## Task data

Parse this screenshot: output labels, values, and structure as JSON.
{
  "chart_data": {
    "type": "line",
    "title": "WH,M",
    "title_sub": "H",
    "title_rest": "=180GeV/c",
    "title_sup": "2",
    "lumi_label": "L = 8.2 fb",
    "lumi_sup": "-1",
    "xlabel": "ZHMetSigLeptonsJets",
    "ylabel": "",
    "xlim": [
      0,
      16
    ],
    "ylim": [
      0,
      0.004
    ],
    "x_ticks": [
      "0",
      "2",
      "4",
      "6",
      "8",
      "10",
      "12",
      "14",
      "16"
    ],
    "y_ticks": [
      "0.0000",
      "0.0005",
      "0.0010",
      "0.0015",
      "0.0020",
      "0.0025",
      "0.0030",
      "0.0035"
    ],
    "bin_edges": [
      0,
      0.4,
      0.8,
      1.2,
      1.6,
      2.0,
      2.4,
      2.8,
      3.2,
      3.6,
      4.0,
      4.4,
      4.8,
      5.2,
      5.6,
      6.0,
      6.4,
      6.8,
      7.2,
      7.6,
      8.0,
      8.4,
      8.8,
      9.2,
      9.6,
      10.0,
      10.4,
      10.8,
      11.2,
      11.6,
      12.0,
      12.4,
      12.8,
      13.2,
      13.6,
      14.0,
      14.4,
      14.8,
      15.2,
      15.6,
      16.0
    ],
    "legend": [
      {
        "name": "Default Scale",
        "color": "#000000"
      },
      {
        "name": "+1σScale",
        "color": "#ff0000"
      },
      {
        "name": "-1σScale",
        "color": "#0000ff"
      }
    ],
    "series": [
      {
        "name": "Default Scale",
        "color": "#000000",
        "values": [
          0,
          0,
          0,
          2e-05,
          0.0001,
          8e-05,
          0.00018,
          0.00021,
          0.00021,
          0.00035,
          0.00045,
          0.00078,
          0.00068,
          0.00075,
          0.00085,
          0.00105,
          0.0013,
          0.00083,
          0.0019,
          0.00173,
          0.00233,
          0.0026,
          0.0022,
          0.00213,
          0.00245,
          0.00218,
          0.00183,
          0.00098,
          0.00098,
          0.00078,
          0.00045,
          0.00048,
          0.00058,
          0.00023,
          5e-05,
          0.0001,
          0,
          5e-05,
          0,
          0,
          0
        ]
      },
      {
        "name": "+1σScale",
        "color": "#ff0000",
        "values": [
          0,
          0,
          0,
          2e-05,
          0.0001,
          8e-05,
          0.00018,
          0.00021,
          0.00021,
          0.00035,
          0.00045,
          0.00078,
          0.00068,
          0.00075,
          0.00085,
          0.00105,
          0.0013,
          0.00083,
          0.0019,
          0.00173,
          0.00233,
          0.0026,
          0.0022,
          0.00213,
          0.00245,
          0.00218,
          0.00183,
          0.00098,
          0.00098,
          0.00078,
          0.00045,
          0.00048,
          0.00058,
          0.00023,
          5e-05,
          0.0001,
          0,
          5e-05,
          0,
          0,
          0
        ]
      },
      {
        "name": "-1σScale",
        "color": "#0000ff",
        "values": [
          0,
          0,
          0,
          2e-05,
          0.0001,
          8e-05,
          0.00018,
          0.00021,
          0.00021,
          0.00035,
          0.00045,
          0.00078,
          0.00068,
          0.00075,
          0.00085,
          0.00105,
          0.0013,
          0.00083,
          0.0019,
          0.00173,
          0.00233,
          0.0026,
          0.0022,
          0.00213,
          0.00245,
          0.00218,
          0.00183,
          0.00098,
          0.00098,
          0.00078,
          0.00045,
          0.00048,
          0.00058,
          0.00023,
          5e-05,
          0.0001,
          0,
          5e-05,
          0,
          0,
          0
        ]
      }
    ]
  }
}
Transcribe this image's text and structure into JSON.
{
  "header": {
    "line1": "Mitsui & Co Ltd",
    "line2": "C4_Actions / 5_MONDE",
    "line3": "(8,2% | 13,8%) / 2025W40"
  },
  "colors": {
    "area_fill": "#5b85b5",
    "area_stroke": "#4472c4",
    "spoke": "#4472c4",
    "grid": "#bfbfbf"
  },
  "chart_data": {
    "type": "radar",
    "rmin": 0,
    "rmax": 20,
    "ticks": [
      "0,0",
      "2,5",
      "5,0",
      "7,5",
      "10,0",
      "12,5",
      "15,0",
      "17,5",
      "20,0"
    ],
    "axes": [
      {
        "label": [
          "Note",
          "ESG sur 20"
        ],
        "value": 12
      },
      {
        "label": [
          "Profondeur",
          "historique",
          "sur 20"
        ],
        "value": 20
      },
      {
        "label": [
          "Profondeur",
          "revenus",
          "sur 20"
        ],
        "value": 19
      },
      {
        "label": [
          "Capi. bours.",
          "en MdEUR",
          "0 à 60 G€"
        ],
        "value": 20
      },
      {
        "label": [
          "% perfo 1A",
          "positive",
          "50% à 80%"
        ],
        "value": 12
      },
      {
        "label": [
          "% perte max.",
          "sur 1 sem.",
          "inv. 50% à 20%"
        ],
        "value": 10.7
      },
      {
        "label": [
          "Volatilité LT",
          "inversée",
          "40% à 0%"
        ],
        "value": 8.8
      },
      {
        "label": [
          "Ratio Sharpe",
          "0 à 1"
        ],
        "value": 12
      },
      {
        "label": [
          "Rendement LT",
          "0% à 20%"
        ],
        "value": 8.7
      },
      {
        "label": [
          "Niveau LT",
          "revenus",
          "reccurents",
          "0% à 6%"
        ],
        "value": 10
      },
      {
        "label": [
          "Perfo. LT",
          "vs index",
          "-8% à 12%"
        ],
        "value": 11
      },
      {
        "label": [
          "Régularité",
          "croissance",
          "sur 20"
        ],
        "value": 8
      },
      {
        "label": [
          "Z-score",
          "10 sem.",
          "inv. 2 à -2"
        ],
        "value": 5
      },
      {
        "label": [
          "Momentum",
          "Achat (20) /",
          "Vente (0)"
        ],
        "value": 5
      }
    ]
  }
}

## The task
Every line holding "this" should be copied out.

## Output of the exercise
Parse this screenshot: output labels, values, and structure as JSON.
Transcribe this image's text and structure into JSON.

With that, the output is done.